# Task description:
Work out how many lines contain "Media". Reply with the count alone.

# Extracted records:
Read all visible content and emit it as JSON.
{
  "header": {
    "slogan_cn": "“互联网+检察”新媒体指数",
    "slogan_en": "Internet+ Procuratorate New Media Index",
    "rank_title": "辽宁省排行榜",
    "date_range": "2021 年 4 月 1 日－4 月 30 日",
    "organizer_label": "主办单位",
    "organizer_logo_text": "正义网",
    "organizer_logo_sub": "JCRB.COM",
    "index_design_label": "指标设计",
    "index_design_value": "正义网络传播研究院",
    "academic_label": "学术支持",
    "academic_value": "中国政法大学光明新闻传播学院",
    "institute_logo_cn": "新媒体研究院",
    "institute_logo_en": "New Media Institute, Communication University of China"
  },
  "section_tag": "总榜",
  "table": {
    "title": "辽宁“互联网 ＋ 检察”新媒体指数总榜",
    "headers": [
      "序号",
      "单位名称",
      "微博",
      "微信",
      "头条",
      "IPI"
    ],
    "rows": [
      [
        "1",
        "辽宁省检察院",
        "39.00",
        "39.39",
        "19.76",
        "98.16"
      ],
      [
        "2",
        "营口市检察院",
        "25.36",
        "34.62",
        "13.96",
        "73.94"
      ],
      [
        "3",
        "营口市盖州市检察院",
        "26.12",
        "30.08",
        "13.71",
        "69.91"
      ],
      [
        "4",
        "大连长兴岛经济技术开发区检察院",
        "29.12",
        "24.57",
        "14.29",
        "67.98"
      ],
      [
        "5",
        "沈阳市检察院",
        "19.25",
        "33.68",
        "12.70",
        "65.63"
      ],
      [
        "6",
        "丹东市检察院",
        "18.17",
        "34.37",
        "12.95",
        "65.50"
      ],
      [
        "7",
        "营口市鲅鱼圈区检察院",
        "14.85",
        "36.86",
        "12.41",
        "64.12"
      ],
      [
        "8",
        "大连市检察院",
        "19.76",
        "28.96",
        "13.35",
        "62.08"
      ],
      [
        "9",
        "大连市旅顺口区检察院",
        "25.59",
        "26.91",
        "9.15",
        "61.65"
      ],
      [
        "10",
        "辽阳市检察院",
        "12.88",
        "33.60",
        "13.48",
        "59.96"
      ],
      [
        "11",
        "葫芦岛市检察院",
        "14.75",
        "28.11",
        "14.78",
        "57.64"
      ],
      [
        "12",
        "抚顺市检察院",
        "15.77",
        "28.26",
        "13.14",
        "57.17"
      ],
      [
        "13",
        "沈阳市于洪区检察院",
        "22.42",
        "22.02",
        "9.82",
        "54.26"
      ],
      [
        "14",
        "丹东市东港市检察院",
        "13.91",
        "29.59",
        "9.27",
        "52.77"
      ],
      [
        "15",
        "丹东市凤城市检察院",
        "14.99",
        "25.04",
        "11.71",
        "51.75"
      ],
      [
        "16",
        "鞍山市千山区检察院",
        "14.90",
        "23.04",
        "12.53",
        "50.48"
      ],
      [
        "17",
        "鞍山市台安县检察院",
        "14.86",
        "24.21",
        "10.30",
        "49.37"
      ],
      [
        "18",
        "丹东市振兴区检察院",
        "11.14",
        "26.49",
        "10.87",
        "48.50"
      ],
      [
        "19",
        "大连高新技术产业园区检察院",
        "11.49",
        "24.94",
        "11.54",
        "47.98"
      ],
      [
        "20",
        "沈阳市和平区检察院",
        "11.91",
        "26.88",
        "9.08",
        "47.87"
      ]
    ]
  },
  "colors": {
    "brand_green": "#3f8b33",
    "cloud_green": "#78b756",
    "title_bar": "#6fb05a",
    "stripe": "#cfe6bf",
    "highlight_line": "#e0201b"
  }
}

# Solved problem:
2